── Data section

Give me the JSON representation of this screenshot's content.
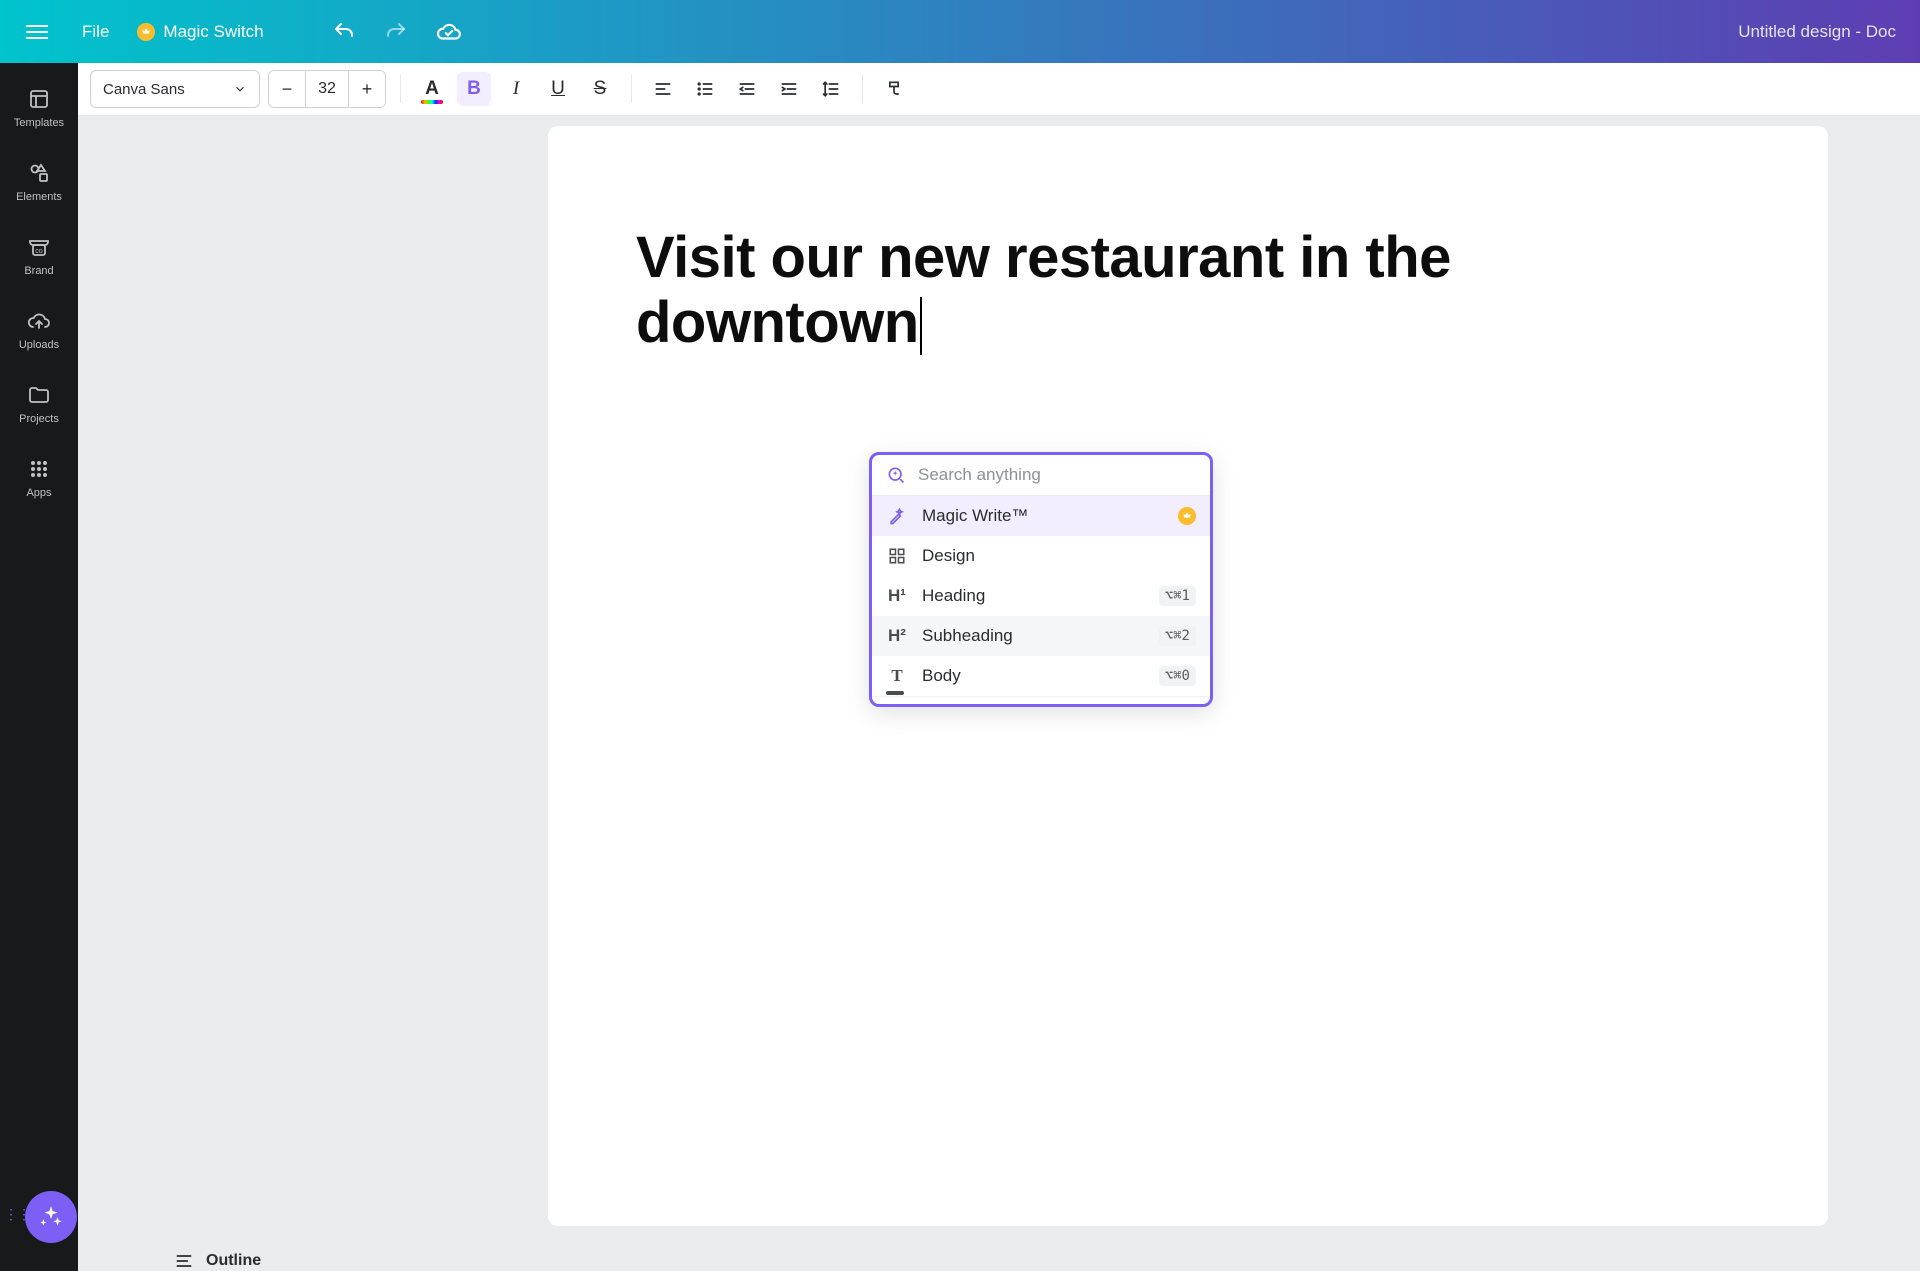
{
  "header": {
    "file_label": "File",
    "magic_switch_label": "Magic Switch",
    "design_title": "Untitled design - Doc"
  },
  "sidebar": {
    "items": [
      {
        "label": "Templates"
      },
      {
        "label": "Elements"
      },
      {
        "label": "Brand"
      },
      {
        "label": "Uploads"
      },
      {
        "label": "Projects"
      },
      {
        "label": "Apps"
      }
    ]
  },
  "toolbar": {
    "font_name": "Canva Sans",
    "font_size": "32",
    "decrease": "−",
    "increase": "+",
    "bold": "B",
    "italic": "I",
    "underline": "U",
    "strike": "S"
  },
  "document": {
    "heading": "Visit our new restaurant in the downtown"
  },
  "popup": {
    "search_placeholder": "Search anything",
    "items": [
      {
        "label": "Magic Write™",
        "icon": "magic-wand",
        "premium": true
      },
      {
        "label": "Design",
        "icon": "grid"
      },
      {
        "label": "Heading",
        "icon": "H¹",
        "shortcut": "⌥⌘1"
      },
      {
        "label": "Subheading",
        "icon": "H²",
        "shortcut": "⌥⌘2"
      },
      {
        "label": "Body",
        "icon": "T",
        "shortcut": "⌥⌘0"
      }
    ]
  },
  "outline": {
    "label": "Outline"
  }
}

────

- Your objective:
Make an exact copy of the data above, pictures excluded.

- Result below:
Give me the JSON representation of this screenshot's content.
{
  "header": {
    "file_label": "File",
    "magic_switch_label": "Magic Switch",
    "design_title": "Untitled design - Doc"
  },
  "sidebar": {
    "items": [
      {
        "label": "Templates"
      },
      {
        "label": "Elements"
      },
      {
        "label": "Brand"
      },
      {
        "label": "Uploads"
      },
      {
        "label": "Projects"
      },
      {
        "label": "Apps"
      }
    ]
  },
  "toolbar": {
    "font_name": "Canva Sans",
    "font_size": "32",
    "decrease": "−",
    "increase": "+",
    "bold": "B",
    "italic": "I",
    "underline": "U",
    "strike": "S"
  },
  "document": {
    "heading": "Visit our new restaurant in the downtown"
  },
  "popup": {
    "search_placeholder": "Search anything",
    "items": [
      {
        "label": "Magic Write™",
        "icon": "magic-wand",
        "premium": true
      },
      {
        "label": "Design",
        "icon": "grid"
      },
      {
        "label": "Heading",
        "icon": "H¹",
        "shortcut": "⌥⌘1"
      },
      {
        "label": "Subheading",
        "icon": "H²",
        "shortcut": "⌥⌘2"
      },
      {
        "label": "Body",
        "icon": "T",
        "shortcut": "⌥⌘0"
      }
    ]
  },
  "outline": {
    "label": "Outline"
  }
}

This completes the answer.